--- Objective ---
Quote the listing below in full and exactly as written, but omit every picture.

— Begin —

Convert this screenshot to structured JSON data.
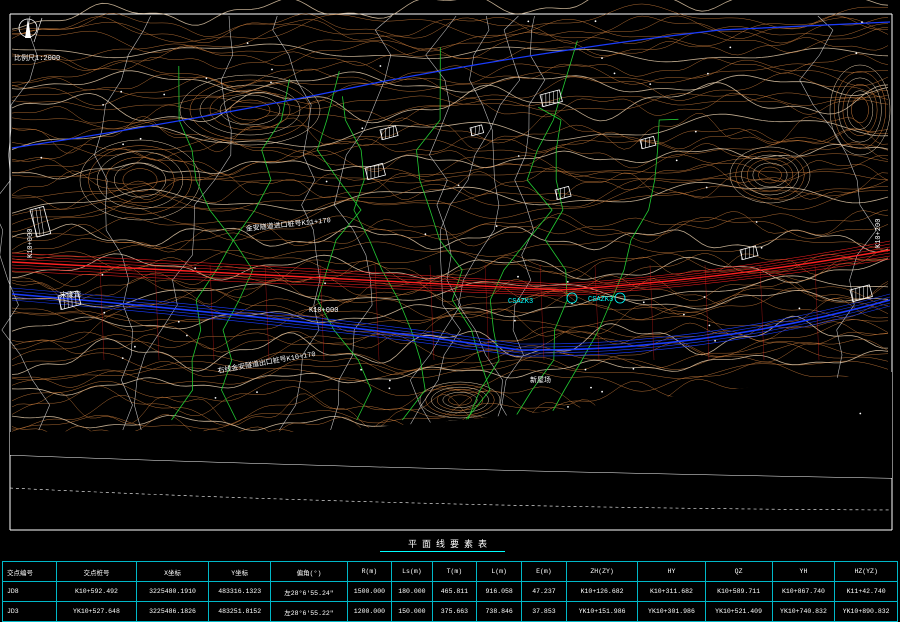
{
  "drawing": {
    "scale_label": "比例尺1:2000",
    "colors": {
      "background": "#000000",
      "contour": "#c87a3a",
      "contour_index": "#e2c9a8",
      "road_red": "#ff2020",
      "road_blue": "#1a3cff",
      "stream_green": "#22cc33",
      "table_grid": "#00b8c8",
      "frame": "#ffffff"
    },
    "labels": {
      "station_left": "CSAZK3",
      "station_right": "CSAZK3",
      "tunnel_label_1": "金安隧道进口桩号K11+170",
      "tunnel_label_2": "右线金安隧道出口桩号K10+170",
      "road_label": "K10+000",
      "area_label_1": "宋家湾",
      "area_label_2": "新屋场",
      "side_label_left": "K10+000",
      "side_label_right": "K10+200"
    }
  },
  "table": {
    "title": "平面线要素表",
    "headers": [
      "交点编号",
      "交点桩号",
      "X坐标",
      "Y坐标",
      "偏角(°)",
      "R(m)",
      "Ls(m)",
      "T(m)",
      "L(m)",
      "E(m)",
      "ZH(ZY)",
      "HY",
      "QZ",
      "YH",
      "HZ(YZ)"
    ],
    "rows": [
      [
        "JD8",
        "K10+592.492",
        "3225480.1910",
        "483316.1323",
        "左28°6'55.24\"",
        "1500.000",
        "180.000",
        "465.811",
        "916.058",
        "47.237",
        "K10+126.682",
        "K10+311.682",
        "K10+589.711",
        "K10+867.740",
        "K11+42.740"
      ],
      [
        "JD3",
        "YK10+527.648",
        "3225486.1826",
        "483251.8152",
        "左28°6'55.22\"",
        "1200.000",
        "150.000",
        "375.663",
        "738.846",
        "37.853",
        "YK10+151.986",
        "YK10+301.986",
        "YK10+521.409",
        "YK10+740.832",
        "YK10+890.832"
      ]
    ]
  }
}
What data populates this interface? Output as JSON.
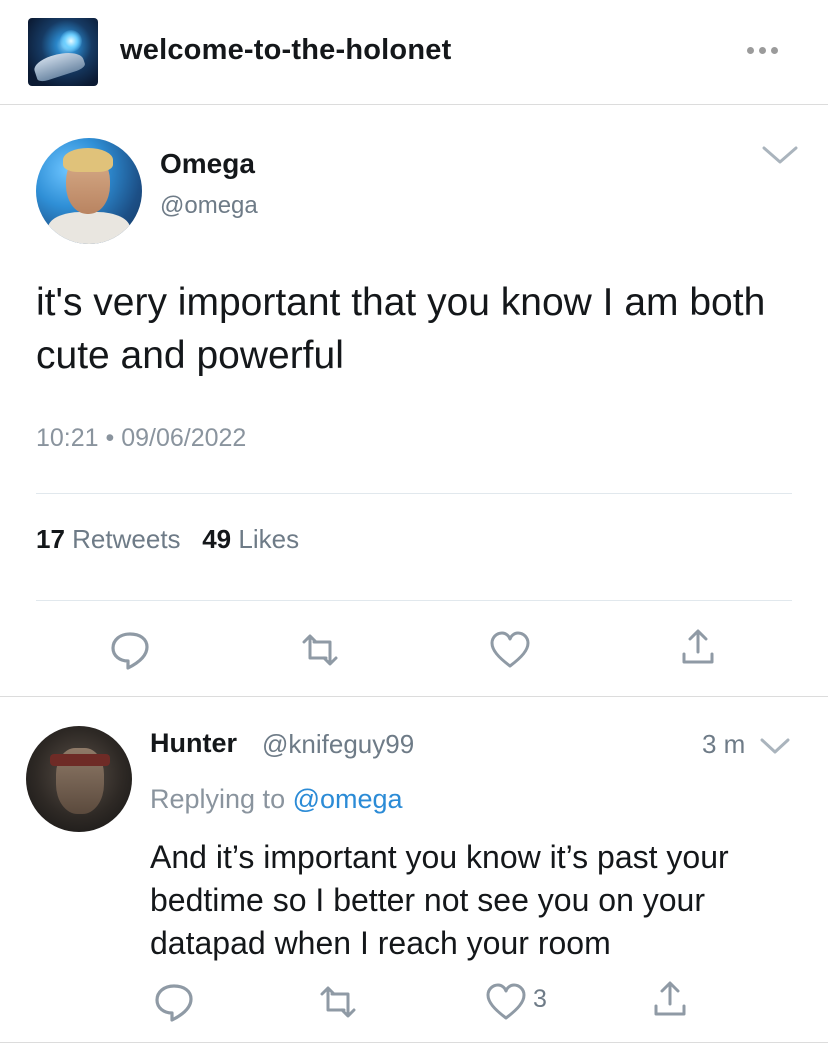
{
  "header": {
    "blog_name": "welcome-to-the-holonet",
    "blog_avatar_icon": "holonet-avatar-icon",
    "more_icon": "more-options-icon"
  },
  "tweet": {
    "author_name": "Omega",
    "author_handle": "@omega",
    "text": "it's very important that you know I am both cute and powerful",
    "time": "10:21 • 09/06/2022",
    "retweets_count": "17",
    "retweets_label": "Retweets",
    "likes_count": "49",
    "likes_label": "Likes",
    "actions": [
      "reply-icon",
      "retweet-icon",
      "like-icon",
      "share-icon"
    ]
  },
  "reply": {
    "author_name": "Hunter",
    "author_handle": "@knifeguy99",
    "time": "3 m",
    "replying_prefix": "Replying to",
    "replying_to": "@omega",
    "text": "And it’s important you know it’s past your bedtime so I better not see you on your datapad when I reach your room",
    "like_count": "3"
  },
  "colors": {
    "text": "#14171a",
    "muted": "#6e7b87",
    "icon": "#8f9aa5",
    "link": "#2b8bd6",
    "divider": "#e1e8ed"
  }
}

— End —

--- Response ---
Convert this screenshot to structured JSON data.
{
  "drawing": {
    "scale_label": "比例尺1:2000",
    "colors": {
      "background": "#000000",
      "contour": "#c87a3a",
      "contour_index": "#e2c9a8",
      "road_red": "#ff2020",
      "road_blue": "#1a3cff",
      "stream_green": "#22cc33",
      "table_grid": "#00b8c8",
      "frame": "#ffffff"
    },
    "labels": {
      "station_left": "CSAZK3",
      "station_right": "CSAZK3",
      "tunnel_label_1": "金安隧道进口桩号K11+170",
      "tunnel_label_2": "右线金安隧道出口桩号K10+170",
      "road_label": "K10+000",
      "area_label_1": "宋家湾",
      "area_label_2": "新屋场",
      "side_label_left": "K10+000",
      "side_label_right": "K10+200"
    }
  },
  "table": {
    "title": "平面线要素表",
    "headers": [
      "交点编号",
      "交点桩号",
      "X坐标",
      "Y坐标",
      "偏角(°)",
      "R(m)",
      "Ls(m)",
      "T(m)",
      "L(m)",
      "E(m)",
      "ZH(ZY)",
      "HY",
      "QZ",
      "YH",
      "HZ(YZ)"
    ],
    "rows": [
      [
        "JD8",
        "K10+592.492",
        "3225480.1910",
        "483316.1323",
        "左28°6'55.24\"",
        "1500.000",
        "180.000",
        "465.811",
        "916.058",
        "47.237",
        "K10+126.682",
        "K10+311.682",
        "K10+589.711",
        "K10+867.740",
        "K11+42.740"
      ],
      [
        "JD3",
        "YK10+527.648",
        "3225486.1826",
        "483251.8152",
        "左28°6'55.22\"",
        "1200.000",
        "150.000",
        "375.663",
        "738.846",
        "37.853",
        "YK10+151.986",
        "YK10+301.986",
        "YK10+521.409",
        "YK10+740.832",
        "YK10+890.832"
      ]
    ]
  }
}
What data populates this interface? Output as JSON.
{
  "header": {
    "blog_name": "welcome-to-the-holonet",
    "blog_avatar_icon": "holonet-avatar-icon",
    "more_icon": "more-options-icon"
  },
  "tweet": {
    "author_name": "Omega",
    "author_handle": "@omega",
    "text": "it's very important that you know I am both cute and powerful",
    "time": "10:21 • 09/06/2022",
    "retweets_count": "17",
    "retweets_label": "Retweets",
    "likes_count": "49",
    "likes_label": "Likes",
    "actions": [
      "reply-icon",
      "retweet-icon",
      "like-icon",
      "share-icon"
    ]
  },
  "reply": {
    "author_name": "Hunter",
    "author_handle": "@knifeguy99",
    "time": "3 m",
    "replying_prefix": "Replying to",
    "replying_to": "@omega",
    "text": "And it’s important you know it’s past your bedtime so I better not see you on your datapad when I reach your room",
    "like_count": "3"
  },
  "colors": {
    "text": "#14171a",
    "muted": "#6e7b87",
    "icon": "#8f9aa5",
    "link": "#2b8bd6",
    "divider": "#e1e8ed"
  }
}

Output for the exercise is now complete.